— start SUPPLIED ENTRIES —

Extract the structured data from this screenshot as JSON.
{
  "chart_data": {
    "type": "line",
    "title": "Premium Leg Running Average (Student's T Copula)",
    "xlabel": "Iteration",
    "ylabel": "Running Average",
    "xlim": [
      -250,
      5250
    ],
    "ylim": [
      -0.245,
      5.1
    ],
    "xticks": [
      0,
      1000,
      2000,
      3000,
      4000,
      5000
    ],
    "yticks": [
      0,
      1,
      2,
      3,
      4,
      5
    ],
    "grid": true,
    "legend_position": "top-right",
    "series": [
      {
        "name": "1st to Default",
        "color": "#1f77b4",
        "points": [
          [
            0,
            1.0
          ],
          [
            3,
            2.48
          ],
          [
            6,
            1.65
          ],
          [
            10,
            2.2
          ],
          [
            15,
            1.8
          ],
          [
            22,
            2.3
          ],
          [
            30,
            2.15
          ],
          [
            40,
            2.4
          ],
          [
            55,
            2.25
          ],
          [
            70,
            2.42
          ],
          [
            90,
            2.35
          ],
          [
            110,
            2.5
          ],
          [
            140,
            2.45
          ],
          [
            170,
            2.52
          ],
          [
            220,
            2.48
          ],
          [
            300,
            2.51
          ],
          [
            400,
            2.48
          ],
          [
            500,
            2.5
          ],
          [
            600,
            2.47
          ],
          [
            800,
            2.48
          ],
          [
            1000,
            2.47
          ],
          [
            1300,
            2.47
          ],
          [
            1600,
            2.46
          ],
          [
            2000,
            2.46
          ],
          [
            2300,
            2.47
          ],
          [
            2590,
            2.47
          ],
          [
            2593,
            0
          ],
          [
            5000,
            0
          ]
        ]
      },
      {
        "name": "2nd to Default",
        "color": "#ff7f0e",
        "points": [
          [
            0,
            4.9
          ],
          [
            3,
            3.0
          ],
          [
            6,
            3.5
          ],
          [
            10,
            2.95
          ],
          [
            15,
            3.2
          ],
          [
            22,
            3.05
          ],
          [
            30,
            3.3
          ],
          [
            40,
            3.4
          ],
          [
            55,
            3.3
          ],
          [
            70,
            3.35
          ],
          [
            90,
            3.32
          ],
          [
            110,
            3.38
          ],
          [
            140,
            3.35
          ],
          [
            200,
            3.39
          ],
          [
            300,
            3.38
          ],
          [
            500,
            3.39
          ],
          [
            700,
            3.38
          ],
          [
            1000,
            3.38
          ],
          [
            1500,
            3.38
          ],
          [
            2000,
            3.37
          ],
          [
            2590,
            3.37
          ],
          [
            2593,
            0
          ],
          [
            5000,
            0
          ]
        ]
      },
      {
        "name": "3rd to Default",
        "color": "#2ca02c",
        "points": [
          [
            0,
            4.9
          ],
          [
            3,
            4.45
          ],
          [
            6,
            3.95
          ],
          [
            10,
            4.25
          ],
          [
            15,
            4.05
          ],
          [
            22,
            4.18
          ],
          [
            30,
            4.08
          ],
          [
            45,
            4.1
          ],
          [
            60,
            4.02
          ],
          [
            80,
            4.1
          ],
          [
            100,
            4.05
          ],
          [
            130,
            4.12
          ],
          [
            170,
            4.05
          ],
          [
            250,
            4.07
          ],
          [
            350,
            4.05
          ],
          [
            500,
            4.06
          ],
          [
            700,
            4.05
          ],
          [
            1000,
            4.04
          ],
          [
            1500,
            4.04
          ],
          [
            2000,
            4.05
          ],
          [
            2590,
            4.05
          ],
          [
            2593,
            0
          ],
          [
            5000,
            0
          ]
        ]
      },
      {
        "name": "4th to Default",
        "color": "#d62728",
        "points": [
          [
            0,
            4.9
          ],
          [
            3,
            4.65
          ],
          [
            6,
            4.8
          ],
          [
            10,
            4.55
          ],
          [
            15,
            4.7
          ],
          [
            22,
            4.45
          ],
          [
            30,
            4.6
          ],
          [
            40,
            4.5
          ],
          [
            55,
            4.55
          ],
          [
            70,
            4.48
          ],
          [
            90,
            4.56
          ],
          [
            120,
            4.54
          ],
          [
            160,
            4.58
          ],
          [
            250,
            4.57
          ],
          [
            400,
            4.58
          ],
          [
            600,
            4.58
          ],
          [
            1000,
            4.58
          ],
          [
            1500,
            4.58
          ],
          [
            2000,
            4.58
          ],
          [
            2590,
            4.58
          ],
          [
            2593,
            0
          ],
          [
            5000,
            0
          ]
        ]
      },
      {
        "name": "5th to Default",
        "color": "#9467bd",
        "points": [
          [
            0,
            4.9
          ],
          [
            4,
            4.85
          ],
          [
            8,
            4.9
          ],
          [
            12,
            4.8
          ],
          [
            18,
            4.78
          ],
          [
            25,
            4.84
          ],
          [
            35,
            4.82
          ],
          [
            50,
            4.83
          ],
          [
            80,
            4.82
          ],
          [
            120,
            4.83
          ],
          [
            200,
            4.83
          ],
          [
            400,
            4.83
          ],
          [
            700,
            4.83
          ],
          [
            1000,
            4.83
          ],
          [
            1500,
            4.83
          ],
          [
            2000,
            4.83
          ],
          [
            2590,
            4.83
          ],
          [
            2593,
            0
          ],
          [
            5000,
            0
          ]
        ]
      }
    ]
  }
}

— end SUPPLIED ENTRIES —
— start SUPPLIED ENTRIES —

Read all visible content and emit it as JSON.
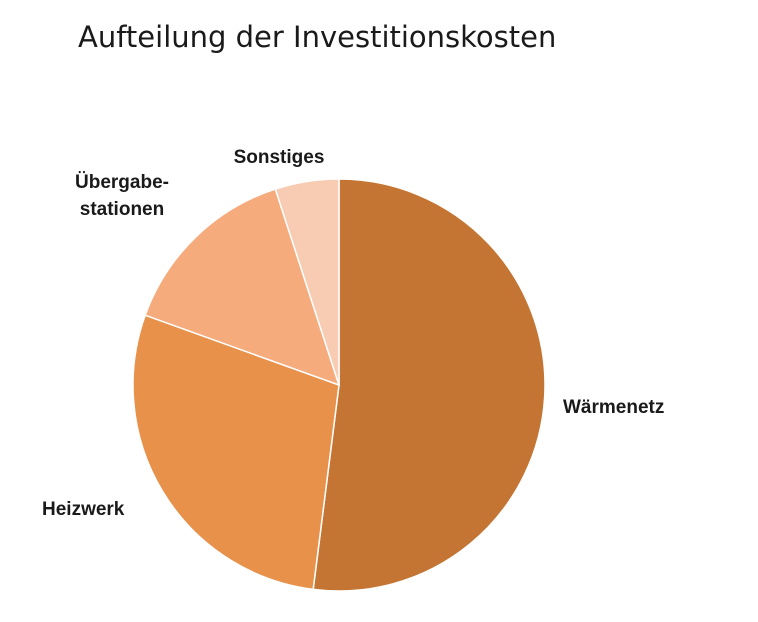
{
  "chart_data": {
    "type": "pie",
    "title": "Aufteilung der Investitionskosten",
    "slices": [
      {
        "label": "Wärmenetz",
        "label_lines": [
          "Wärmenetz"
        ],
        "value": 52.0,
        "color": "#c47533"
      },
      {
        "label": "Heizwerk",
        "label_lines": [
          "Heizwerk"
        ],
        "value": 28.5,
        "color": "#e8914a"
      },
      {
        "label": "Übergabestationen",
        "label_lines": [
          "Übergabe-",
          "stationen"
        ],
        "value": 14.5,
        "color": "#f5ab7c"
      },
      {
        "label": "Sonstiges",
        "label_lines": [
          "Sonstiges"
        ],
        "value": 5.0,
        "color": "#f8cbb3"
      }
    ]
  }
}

— end SUPPLIED ENTRIES —

(TASK OBJECTIVE) Count every line in the data that contains the word "Running", then give that count and nothing else.

(TASK RESPONSE) 2